*Text extract*:
+ + +

Difference between systemctl and service commands

The service command is a wrapper script that allows system administrators to start, stop, and check the status of services without worrying too much about the actual init system being used. Prior to systemd's introduction, it was a wrapper for /etc/init.d scripts and Upstart's initctl command, and now it is a wrapper for these two and systemctl as well.

Use the source, Luke!

It checks for Upstart:

# Operate against system upstart, not session
unset UPSTART_SESSION
if [ -r "/etc/init/${SERVICE}.conf" ] && which initctl >/dev/null \
   && initctl version 2>/dev/null | grep -q upstart \
   && initctl status ${SERVICE} 2>/dev/null 1>/dev/null
then
   # Upstart configuration exists for this job and we're running on upstart

If that doesn't work, it looks for systemd:

if [ -d /run/systemd/system ]; then
   is_systemd=1
fi

...

# When this machine is running systemd, standard service calls are turned into
# systemctl calls.
if [ -n "$is_systemd" ]
then

And if that fails as well, it falls back to System V /etc/init.d scripts:

run_via_sysvinit() {
   # Otherwise, use the traditional sysvinit
   if [ -x "${SERVICEDIR}/${SERVICE}" ]; then
      exec env -i LANG="$LANG" LANGUAGE="$LANGUAGE" LC_CTYPE="$LC_CTYPE" LC_NUMERIC="$LC_NUMERIC" LC_TIME="$LC_TIME" LC_COLLATE="$LC_COLLATE" LC_MONETARY="$LC_MONETARY" LC_MESSAGES="$LC_MESSAGES" LC_PAPER="$LC_PAPER" LC_NAME="$LC_NAME" LC_ADDRESS="$LC_ADDRESS" LC_TELEPHONE="$LC_TELEPHONE" LC_MEASUREMENT="$LC_MEASUREMENT" LC_IDENTIFICATION="$LC_IDENTIFICATION" LC_ALL="$LC_ALL" PATH="$PATH" TERM="$TERM" "$SERVICEDIR/$SERVICE" ${ACTION} ${OPTIONS}
   else
      echo "${SERVICE}: unrecognized service" >&2
      exit 1
   fi
}

...

+ + +

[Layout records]
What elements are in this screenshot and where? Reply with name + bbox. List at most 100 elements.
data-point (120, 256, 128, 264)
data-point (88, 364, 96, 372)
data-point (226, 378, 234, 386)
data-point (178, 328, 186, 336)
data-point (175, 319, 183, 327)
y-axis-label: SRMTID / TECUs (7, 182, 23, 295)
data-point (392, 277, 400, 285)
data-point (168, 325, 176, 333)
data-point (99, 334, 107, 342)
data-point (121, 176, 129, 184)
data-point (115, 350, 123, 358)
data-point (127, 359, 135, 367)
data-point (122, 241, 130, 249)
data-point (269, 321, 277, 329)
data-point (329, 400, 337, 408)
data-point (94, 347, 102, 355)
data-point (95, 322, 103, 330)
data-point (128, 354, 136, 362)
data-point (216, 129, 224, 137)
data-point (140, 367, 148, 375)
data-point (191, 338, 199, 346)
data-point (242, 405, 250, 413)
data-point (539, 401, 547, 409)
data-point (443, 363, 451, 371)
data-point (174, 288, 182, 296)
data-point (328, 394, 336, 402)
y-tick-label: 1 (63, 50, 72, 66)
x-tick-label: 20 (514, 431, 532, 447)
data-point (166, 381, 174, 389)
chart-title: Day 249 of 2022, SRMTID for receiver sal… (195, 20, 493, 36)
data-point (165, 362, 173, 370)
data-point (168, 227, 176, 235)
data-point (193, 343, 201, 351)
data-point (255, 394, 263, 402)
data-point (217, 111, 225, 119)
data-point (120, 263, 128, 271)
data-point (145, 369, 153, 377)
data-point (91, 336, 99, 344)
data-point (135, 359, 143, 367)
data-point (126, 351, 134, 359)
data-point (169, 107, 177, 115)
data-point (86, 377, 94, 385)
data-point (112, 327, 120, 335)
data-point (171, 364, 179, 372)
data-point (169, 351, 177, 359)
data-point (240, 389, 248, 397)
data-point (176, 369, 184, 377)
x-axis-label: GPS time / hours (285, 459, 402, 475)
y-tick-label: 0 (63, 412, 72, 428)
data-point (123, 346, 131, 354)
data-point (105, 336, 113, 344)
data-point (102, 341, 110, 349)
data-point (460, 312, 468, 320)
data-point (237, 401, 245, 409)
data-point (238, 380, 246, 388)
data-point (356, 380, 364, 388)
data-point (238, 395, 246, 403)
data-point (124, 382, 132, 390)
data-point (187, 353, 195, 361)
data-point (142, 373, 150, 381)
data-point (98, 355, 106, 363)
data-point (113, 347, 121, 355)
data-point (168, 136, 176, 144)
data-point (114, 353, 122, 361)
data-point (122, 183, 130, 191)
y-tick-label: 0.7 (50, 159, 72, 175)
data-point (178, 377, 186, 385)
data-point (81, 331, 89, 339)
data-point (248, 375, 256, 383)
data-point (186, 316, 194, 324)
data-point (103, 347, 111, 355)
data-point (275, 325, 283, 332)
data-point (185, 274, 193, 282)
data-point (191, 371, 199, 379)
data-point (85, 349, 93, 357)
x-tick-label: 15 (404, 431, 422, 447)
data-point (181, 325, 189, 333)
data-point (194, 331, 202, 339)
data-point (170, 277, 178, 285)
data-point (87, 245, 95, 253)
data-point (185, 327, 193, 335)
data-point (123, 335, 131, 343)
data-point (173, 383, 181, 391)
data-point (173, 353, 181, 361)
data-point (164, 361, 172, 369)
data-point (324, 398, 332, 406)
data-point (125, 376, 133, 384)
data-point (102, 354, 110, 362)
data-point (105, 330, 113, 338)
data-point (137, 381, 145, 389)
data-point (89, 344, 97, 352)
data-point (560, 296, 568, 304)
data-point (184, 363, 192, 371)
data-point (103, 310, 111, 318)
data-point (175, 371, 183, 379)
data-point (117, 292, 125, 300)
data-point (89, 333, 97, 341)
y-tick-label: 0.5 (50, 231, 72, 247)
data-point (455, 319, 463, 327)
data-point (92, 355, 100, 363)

+ + +

*Requests*:
(1) Could you print the part of the systemctl and service text that opens with the words containing "if [ -d /run/systemd/system" and closes with "# systemctl calls."?
(2) How would the text on systemctl versus the service command go on from its last line? Give what follows.
The layout listing plays no part in this.

*Results for each task*:
(1)
if [ -d /run/systemd/system ]; then
   is_systemd=1
fi

...

# When this machine is running systemd, standard service calls are turned into
# systemctl calls.

(2)
run_via_sysvinit

Since the service command is a fairly simple wrapper, it only supports a limited subset of actions compared to what the actual init system might provide.

For portability over various versions of Ubuntu, users can reliably use the service command to start, stop, restart or examine the status of a service. For more complex tasks, however, the actual command being used, be that initctl or systemctl or the /etc/init.d script might have to be used directly.

Further, being a wrapper, the service script in some cases also does more than the direct equivalent command might do. For example:

  • It always executes /etc/init.d scripts in a clean environment. (Note the long env command invocation in the run_via_sysvinit function above.)
  • It maps restart on Upstart systems to a combination of stop/start, since a plain initctl restart will error out if the service isn't running already.
  • It stops sockets when stopping systemd services which have associated sockets:

    case "${ACTION}" in
      restart|status)
         exec systemctl $sctl_args ${ACTION} ${UNIT}
      ;;
      start|stop)
         # Follow the principle of least surprise for SysV people:
         # When running "service foo stop" and foo happens to be a service that
         # has one or more .socket files, we also stop the .socket units.
         # Users who need more control will use systemctl directly.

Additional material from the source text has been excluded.